• _WHAT IS REQUIRED_:
The records should be repeated word for word, pictures excluded.

[Structured figure records]
* * *
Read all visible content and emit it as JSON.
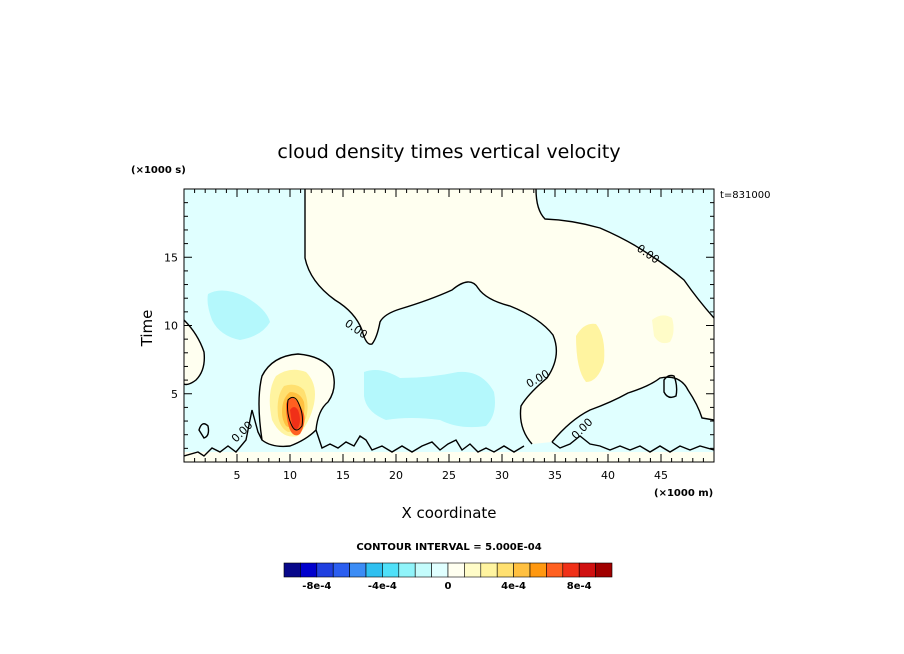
{
  "chart_data": {
    "type": "heatmap",
    "title": "cloud density times vertical velocity",
    "xlabel": "X coordinate",
    "ylabel": "Time",
    "x_unit": "(×1000 m)",
    "y_unit": "(×1000 s)",
    "time_label": "t=831000",
    "xlim": [
      0,
      50
    ],
    "ylim": [
      0,
      20
    ],
    "x_ticks": [
      5,
      10,
      15,
      20,
      25,
      30,
      35,
      40,
      45
    ],
    "y_ticks": [
      5,
      10,
      15
    ],
    "contour_label": "0.00",
    "contour_interval_text": "CONTOUR INTERVAL = 5.000E-04",
    "colorbar": {
      "min": -0.001,
      "max": 0.001,
      "step": 0.0001,
      "tick_values": [
        -0.0008,
        -0.0004,
        0,
        0.0004,
        0.0008
      ],
      "tick_labels": [
        "-8e-4",
        "-4e-4",
        "0",
        "4e-4",
        "8e-4"
      ],
      "colors": [
        "#08088a",
        "#0000cd",
        "#1f3fe0",
        "#2b5ef0",
        "#3b8cf5",
        "#2fc0f0",
        "#50e0f8",
        "#90f4fa",
        "#c4fcfc",
        "#e0ffff",
        "#fffff0",
        "#fffcc8",
        "#fff4a0",
        "#ffe070",
        "#ffc040",
        "#ff9810",
        "#ff6020",
        "#f03018",
        "#d01010",
        "#a00000"
      ]
    }
  }
}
* * *
• _RESPONSE TO THIS TASK_:
Read all visible content and emit it as JSON.
{
  "chart_data": {
    "type": "heatmap",
    "title": "cloud density times vertical velocity",
    "xlabel": "X coordinate",
    "ylabel": "Time",
    "x_unit": "(×1000 m)",
    "y_unit": "(×1000 s)",
    "time_label": "t=831000",
    "xlim": [
      0,
      50
    ],
    "ylim": [
      0,
      20
    ],
    "x_ticks": [
      5,
      10,
      15,
      20,
      25,
      30,
      35,
      40,
      45
    ],
    "y_ticks": [
      5,
      10,
      15
    ],
    "contour_label": "0.00",
    "contour_interval_text": "CONTOUR INTERVAL = 5.000E-04",
    "colorbar": {
      "min": -0.001,
      "max": 0.001,
      "step": 0.0001,
      "tick_values": [
        -0.0008,
        -0.0004,
        0,
        0.0004,
        0.0008
      ],
      "tick_labels": [
        "-8e-4",
        "-4e-4",
        "0",
        "4e-4",
        "8e-4"
      ],
      "colors": [
        "#08088a",
        "#0000cd",
        "#1f3fe0",
        "#2b5ef0",
        "#3b8cf5",
        "#2fc0f0",
        "#50e0f8",
        "#90f4fa",
        "#c4fcfc",
        "#e0ffff",
        "#fffff0",
        "#fffcc8",
        "#fff4a0",
        "#ffe070",
        "#ffc040",
        "#ff9810",
        "#ff6020",
        "#f03018",
        "#d01010",
        "#a00000"
      ]
    }
  }
}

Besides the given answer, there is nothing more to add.